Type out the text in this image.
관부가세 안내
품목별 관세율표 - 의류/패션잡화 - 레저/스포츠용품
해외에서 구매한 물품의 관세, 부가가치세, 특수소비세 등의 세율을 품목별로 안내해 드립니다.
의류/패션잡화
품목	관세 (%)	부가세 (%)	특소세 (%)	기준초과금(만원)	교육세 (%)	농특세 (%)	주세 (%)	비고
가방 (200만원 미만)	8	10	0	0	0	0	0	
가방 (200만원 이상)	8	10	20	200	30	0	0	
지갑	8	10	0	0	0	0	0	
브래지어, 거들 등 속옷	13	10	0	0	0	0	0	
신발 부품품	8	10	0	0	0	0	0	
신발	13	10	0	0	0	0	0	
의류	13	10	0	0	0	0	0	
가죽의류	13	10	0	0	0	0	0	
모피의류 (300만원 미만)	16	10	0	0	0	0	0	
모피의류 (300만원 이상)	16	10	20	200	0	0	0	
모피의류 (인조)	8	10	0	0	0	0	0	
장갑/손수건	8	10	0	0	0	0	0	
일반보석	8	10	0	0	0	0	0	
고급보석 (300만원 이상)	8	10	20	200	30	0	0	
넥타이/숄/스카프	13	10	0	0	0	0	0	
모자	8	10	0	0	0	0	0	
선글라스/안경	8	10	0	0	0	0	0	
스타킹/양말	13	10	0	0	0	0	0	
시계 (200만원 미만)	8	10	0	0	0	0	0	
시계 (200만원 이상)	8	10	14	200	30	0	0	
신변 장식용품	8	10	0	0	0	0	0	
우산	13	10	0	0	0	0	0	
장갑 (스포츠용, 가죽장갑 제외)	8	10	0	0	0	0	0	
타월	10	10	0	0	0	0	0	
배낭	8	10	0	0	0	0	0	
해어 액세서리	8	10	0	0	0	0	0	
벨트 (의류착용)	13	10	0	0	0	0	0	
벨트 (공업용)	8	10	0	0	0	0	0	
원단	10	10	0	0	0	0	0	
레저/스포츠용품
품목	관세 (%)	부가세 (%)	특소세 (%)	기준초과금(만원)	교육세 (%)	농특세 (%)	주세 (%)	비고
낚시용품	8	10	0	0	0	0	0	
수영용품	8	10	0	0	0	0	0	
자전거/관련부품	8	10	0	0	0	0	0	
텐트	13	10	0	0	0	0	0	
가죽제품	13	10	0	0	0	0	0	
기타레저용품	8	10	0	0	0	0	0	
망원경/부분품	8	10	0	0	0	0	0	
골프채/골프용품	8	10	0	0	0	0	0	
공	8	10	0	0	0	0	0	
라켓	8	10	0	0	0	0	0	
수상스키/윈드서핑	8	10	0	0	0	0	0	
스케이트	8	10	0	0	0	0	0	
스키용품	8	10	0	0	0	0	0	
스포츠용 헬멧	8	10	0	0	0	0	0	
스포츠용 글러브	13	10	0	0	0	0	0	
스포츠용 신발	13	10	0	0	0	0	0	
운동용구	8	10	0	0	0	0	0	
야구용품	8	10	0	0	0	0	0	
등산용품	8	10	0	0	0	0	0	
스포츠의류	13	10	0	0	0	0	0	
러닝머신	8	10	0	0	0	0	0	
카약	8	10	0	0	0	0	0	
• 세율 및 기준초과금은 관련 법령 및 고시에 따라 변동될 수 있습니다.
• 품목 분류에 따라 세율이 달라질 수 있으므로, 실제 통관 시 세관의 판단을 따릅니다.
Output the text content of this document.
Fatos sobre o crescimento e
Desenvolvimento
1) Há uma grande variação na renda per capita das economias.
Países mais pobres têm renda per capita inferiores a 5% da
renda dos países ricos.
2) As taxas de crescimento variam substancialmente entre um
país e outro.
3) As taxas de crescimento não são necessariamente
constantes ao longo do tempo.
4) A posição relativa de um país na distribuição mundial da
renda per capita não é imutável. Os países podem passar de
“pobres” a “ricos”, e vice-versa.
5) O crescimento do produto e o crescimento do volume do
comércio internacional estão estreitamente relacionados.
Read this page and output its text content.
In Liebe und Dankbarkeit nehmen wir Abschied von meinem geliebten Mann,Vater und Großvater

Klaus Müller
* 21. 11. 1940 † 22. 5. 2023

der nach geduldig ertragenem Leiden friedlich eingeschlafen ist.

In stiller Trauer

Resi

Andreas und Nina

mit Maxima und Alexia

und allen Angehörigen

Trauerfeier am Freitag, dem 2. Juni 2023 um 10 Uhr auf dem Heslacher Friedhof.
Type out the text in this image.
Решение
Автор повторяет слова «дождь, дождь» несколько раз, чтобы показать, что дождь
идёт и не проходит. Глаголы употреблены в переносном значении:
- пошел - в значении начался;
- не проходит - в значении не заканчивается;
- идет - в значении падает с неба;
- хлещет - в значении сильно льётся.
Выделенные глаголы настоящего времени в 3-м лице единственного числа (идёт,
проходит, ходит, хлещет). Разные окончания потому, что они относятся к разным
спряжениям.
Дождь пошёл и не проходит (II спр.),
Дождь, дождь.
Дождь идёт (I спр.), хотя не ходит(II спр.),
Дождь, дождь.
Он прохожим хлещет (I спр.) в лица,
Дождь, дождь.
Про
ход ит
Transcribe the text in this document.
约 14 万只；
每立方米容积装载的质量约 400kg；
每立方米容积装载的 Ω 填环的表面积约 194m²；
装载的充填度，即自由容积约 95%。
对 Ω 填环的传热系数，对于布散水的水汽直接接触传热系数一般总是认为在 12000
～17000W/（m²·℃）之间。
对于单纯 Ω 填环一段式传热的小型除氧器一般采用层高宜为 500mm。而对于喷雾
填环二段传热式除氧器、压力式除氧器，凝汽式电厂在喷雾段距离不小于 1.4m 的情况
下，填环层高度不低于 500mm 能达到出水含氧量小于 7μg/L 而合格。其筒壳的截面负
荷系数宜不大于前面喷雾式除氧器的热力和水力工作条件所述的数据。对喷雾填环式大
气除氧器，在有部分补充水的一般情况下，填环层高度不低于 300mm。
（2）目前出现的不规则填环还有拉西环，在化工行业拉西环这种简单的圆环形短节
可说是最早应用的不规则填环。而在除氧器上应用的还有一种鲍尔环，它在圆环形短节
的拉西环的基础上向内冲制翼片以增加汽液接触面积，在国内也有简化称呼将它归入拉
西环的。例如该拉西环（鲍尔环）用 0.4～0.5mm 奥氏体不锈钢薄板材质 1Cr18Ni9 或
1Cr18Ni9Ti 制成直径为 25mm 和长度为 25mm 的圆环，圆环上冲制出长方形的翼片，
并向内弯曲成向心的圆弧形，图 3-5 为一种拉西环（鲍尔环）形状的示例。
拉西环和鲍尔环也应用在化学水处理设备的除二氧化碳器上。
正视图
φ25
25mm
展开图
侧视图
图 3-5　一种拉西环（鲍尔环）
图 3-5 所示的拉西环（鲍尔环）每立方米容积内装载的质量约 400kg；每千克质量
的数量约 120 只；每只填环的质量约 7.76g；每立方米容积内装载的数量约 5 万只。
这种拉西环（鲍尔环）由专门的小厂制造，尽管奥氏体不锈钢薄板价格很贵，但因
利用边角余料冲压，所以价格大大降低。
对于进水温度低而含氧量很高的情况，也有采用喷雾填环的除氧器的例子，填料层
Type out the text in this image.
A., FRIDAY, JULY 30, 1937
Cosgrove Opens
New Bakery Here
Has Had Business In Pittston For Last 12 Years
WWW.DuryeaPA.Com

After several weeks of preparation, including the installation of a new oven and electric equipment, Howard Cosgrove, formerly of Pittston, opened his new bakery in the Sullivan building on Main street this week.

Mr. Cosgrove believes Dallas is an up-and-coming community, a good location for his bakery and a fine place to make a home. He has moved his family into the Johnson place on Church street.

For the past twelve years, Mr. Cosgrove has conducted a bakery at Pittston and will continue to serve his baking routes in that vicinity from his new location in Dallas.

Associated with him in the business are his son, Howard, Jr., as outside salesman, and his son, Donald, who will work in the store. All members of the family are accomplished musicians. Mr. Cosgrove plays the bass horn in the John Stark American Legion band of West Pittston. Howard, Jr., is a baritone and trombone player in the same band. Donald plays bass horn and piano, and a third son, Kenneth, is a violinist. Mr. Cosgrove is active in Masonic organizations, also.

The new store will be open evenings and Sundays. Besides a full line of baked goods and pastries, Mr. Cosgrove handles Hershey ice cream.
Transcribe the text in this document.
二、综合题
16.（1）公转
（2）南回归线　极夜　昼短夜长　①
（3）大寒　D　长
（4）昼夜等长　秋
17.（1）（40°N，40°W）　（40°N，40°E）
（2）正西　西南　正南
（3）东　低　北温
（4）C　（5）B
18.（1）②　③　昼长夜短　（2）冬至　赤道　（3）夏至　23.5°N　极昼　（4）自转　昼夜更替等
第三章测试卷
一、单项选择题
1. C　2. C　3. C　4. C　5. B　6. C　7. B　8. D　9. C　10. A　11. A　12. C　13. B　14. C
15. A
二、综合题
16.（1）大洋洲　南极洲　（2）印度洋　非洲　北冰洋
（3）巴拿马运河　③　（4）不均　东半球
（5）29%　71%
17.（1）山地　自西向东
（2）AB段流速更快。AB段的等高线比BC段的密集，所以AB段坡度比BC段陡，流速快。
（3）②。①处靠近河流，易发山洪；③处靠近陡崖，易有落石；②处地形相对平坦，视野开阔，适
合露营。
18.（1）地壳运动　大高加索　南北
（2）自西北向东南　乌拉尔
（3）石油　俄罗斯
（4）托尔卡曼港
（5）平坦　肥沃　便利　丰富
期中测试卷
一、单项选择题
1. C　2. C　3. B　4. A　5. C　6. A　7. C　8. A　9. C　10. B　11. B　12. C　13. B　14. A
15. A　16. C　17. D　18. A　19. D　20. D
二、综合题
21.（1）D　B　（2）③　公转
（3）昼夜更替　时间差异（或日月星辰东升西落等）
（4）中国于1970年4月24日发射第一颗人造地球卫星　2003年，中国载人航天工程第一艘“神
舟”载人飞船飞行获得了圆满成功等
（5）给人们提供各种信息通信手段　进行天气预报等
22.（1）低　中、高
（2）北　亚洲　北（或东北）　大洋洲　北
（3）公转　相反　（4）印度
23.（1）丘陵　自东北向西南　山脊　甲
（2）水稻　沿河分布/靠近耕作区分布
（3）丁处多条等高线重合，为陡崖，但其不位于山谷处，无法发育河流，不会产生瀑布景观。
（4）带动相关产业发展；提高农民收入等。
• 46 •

Task description. Each line above that includes "renda" should be shown.

Final result.
1) Há uma grande variação na renda per capita das economias.
Países mais pobres têm renda per capita inferiores a 5% da
renda dos países ricos.
renda per capita não é imutável. Os países podem passar de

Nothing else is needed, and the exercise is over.